What needs to be done: Leave out the pictures and copy everything else below exactly.

_ _ _

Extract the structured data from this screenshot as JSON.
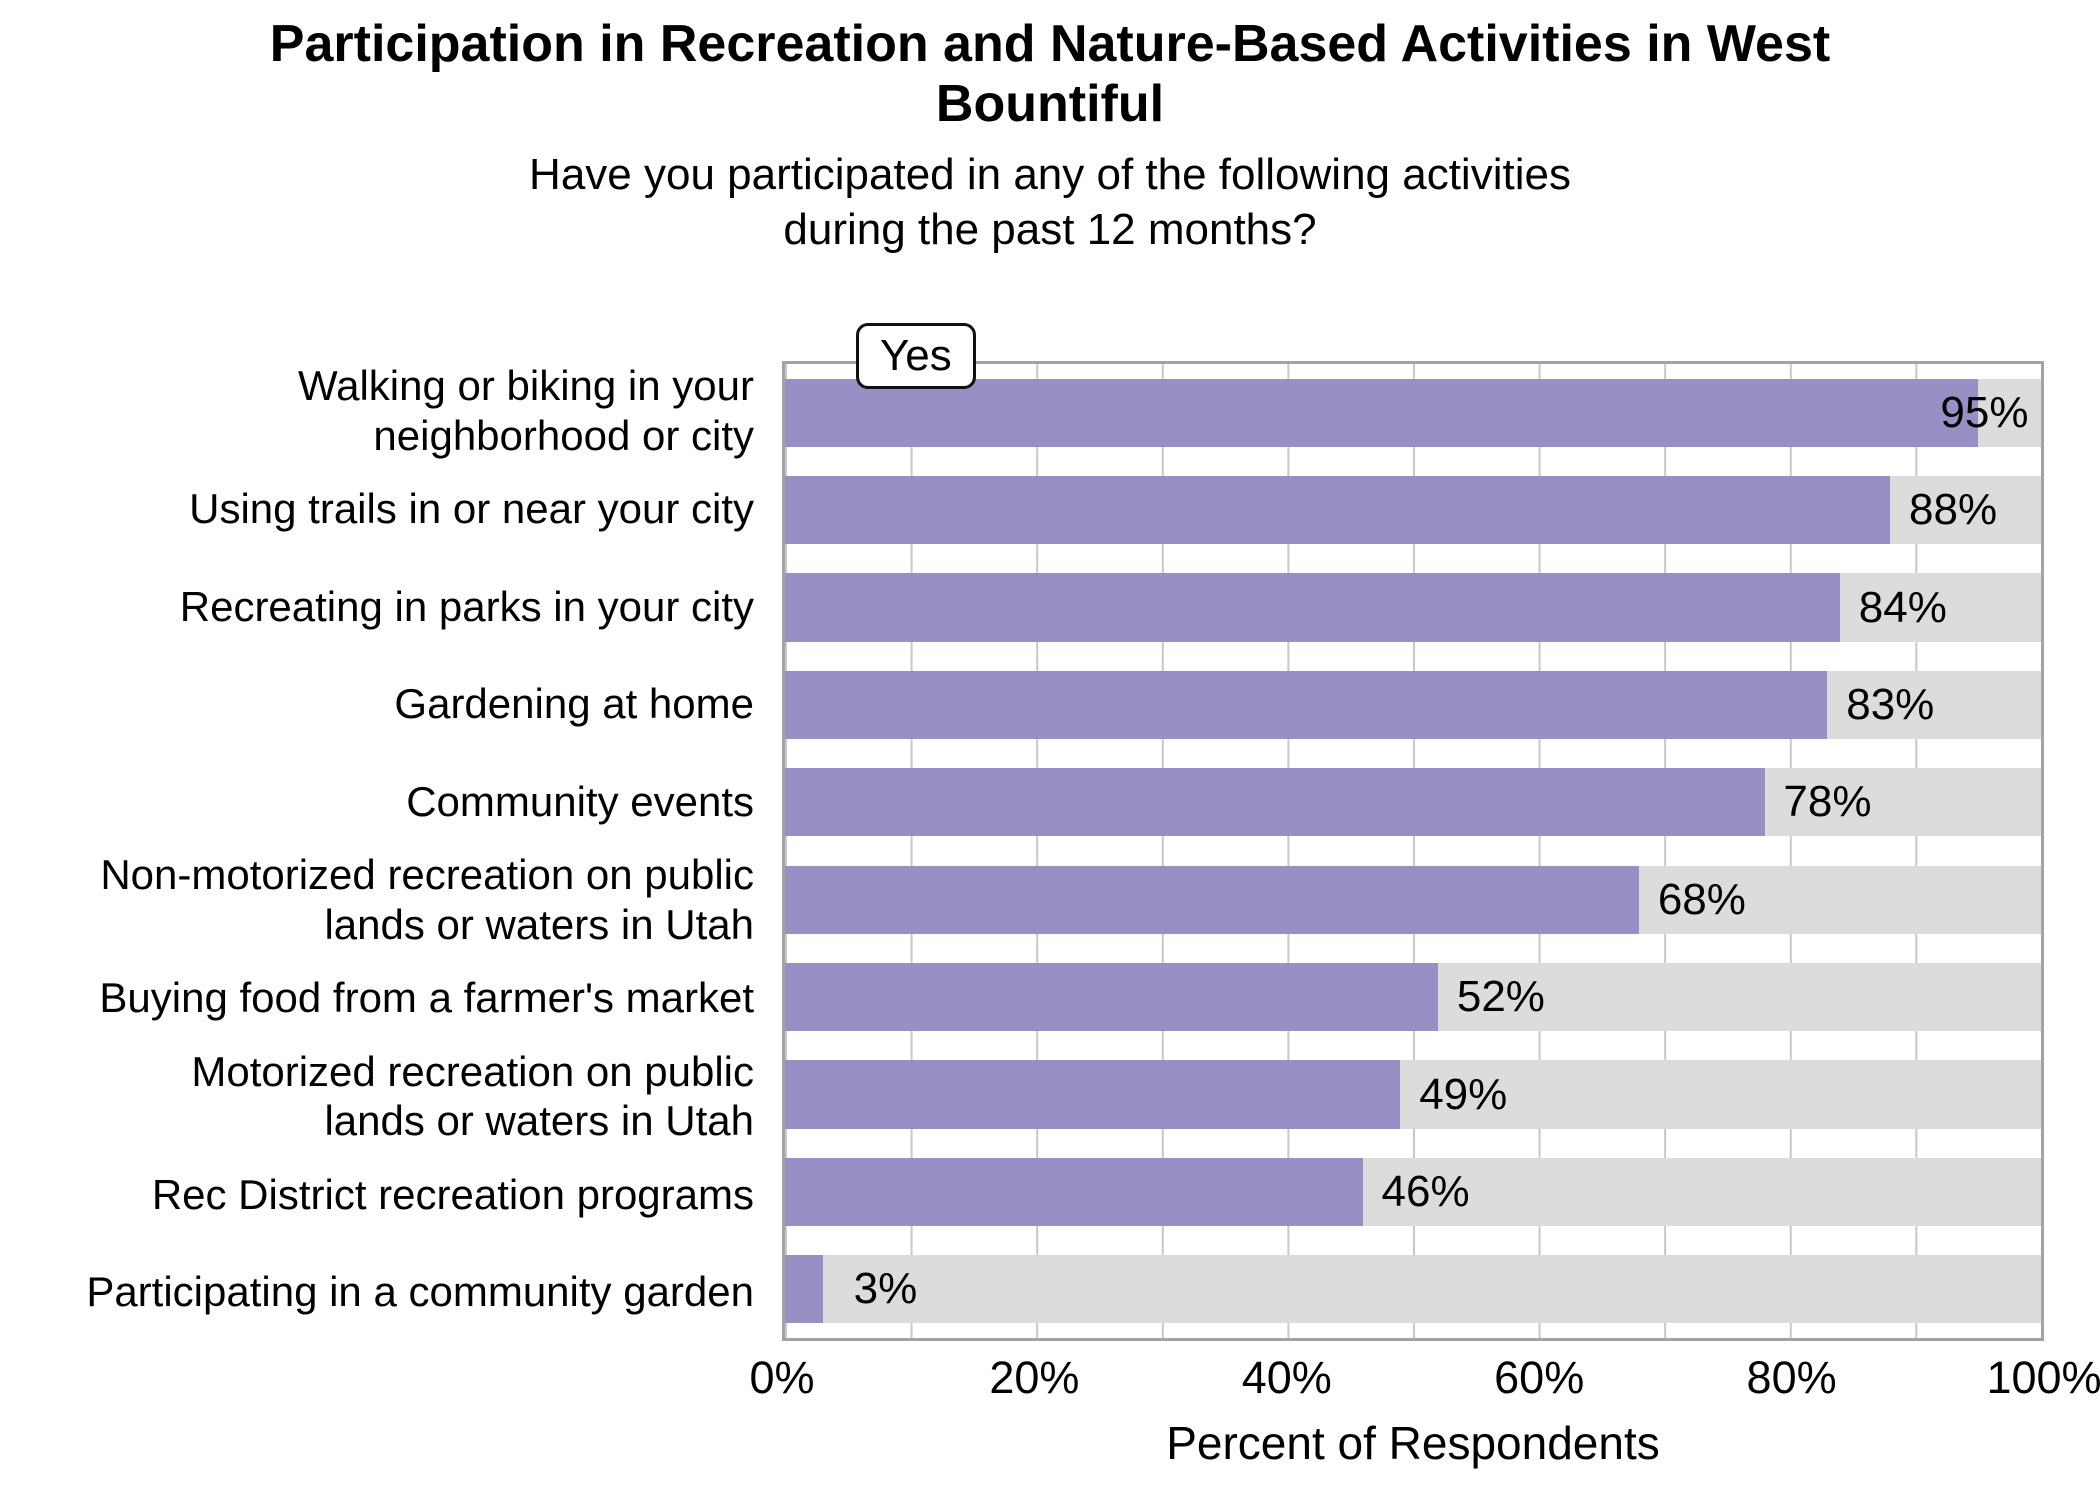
{
  "title": "Participation in Recreation and Nature-Based Activities in West\nBountiful",
  "subtitle": "Have you participated in any of the following activities\nduring the past 12 months?",
  "legend": {
    "label": "Yes"
  },
  "x_axis": {
    "label": "Percent of Respondents",
    "ticks": [
      "0%",
      "20%",
      "40%",
      "60%",
      "80%",
      "100%"
    ],
    "tick_positions": [
      0,
      20,
      40,
      60,
      80,
      100
    ]
  },
  "chart_data": {
    "type": "bar",
    "orientation": "horizontal",
    "title": "Participation in Recreation and Nature-Based Activities in West Bountiful",
    "subtitle": "Have you participated in any of the following activities during the past 12 months?",
    "series_name": "Yes",
    "categories": [
      "Walking or biking in your\nneighborhood or city",
      "Using trails in or near your city",
      "Recreating in parks in your city",
      "Gardening at home",
      "Community events",
      "Non-motorized recreation on public\nlands or waters in Utah",
      "Buying food from a farmer's market",
      "Motorized recreation on public\nlands or waters in Utah",
      "Rec District recreation programs",
      "Participating in a community garden"
    ],
    "values": [
      95,
      88,
      84,
      83,
      78,
      68,
      52,
      49,
      46,
      3
    ],
    "value_labels": [
      "95%",
      "88%",
      "84%",
      "83%",
      "78%",
      "68%",
      "52%",
      "49%",
      "46%",
      "3%"
    ],
    "xlabel": "Percent of Respondents",
    "xlim": [
      0,
      100
    ],
    "grid_interval": 10,
    "legend_position": "top-left-inside",
    "colors": {
      "bar": "#9690c4",
      "track": "#dcdcdc",
      "gridline": "#c8c8c8",
      "plot_border": "#a3a3a3",
      "text": "#000000",
      "background": "#ffffff"
    }
  }
}
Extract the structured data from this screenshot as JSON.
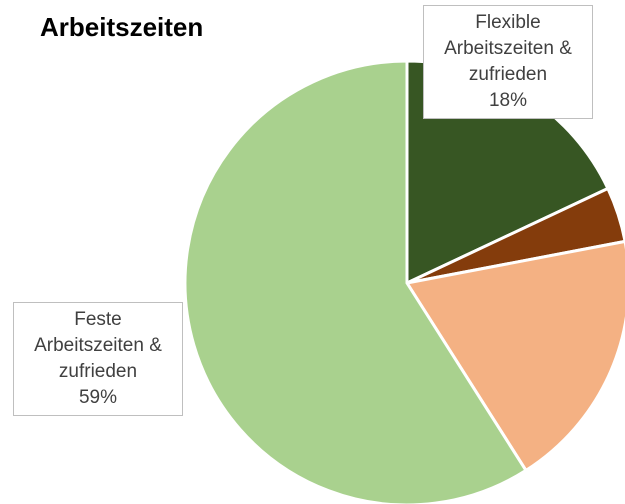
{
  "chart_data": {
    "type": "pie",
    "title": "Arbeitszeiten",
    "categories": [
      "Flexible Arbeitszeiten & zufrieden",
      null,
      null,
      "Feste Arbeitszeiten & zufrieden"
    ],
    "values": [
      18,
      4,
      19,
      59
    ],
    "value_labels": [
      "18%",
      null,
      null,
      "59%"
    ],
    "colors": [
      "#375623",
      "#843c0c",
      "#f4b183",
      "#a9d18e"
    ]
  }
}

_ _ _

Answer in full:
Extract the structured data from this screenshot as JSON.
{
  "title": "Participation in Recreation and Nature-Based Activities in West\nBountiful",
  "subtitle": "Have you participated in any of the following activities\nduring the past 12 months?",
  "legend": {
    "label": "Yes"
  },
  "x_axis": {
    "label": "Percent of Respondents",
    "ticks": [
      "0%",
      "20%",
      "40%",
      "60%",
      "80%",
      "100%"
    ],
    "tick_positions": [
      0,
      20,
      40,
      60,
      80,
      100
    ]
  },
  "chart_data": {
    "type": "bar",
    "orientation": "horizontal",
    "title": "Participation in Recreation and Nature-Based Activities in West Bountiful",
    "subtitle": "Have you participated in any of the following activities during the past 12 months?",
    "series_name": "Yes",
    "categories": [
      "Walking or biking in your\nneighborhood or city",
      "Using trails in or near your city",
      "Recreating in parks in your city",
      "Gardening at home",
      "Community events",
      "Non-motorized recreation on public\nlands or waters in Utah",
      "Buying food from a farmer's market",
      "Motorized recreation on public\nlands or waters in Utah",
      "Rec District recreation programs",
      "Participating in a community garden"
    ],
    "values": [
      95,
      88,
      84,
      83,
      78,
      68,
      52,
      49,
      46,
      3
    ],
    "value_labels": [
      "95%",
      "88%",
      "84%",
      "83%",
      "78%",
      "68%",
      "52%",
      "49%",
      "46%",
      "3%"
    ],
    "xlabel": "Percent of Respondents",
    "xlim": [
      0,
      100
    ],
    "grid_interval": 10,
    "legend_position": "top-left-inside",
    "colors": {
      "bar": "#9690c4",
      "track": "#dcdcdc",
      "gridline": "#c8c8c8",
      "plot_border": "#a3a3a3",
      "text": "#000000",
      "background": "#ffffff"
    }
  }
}
Extract the structured data from this screenshot as JSON.
{
  "chart_data": {
    "type": "pie",
    "title": "Arbeitszeiten",
    "categories": [
      "Flexible Arbeitszeiten & zufrieden",
      null,
      null,
      "Feste Arbeitszeiten & zufrieden"
    ],
    "values": [
      18,
      4,
      19,
      59
    ],
    "value_labels": [
      "18%",
      null,
      null,
      "59%"
    ],
    "colors": [
      "#375623",
      "#843c0c",
      "#f4b183",
      "#a9d18e"
    ]
  }
}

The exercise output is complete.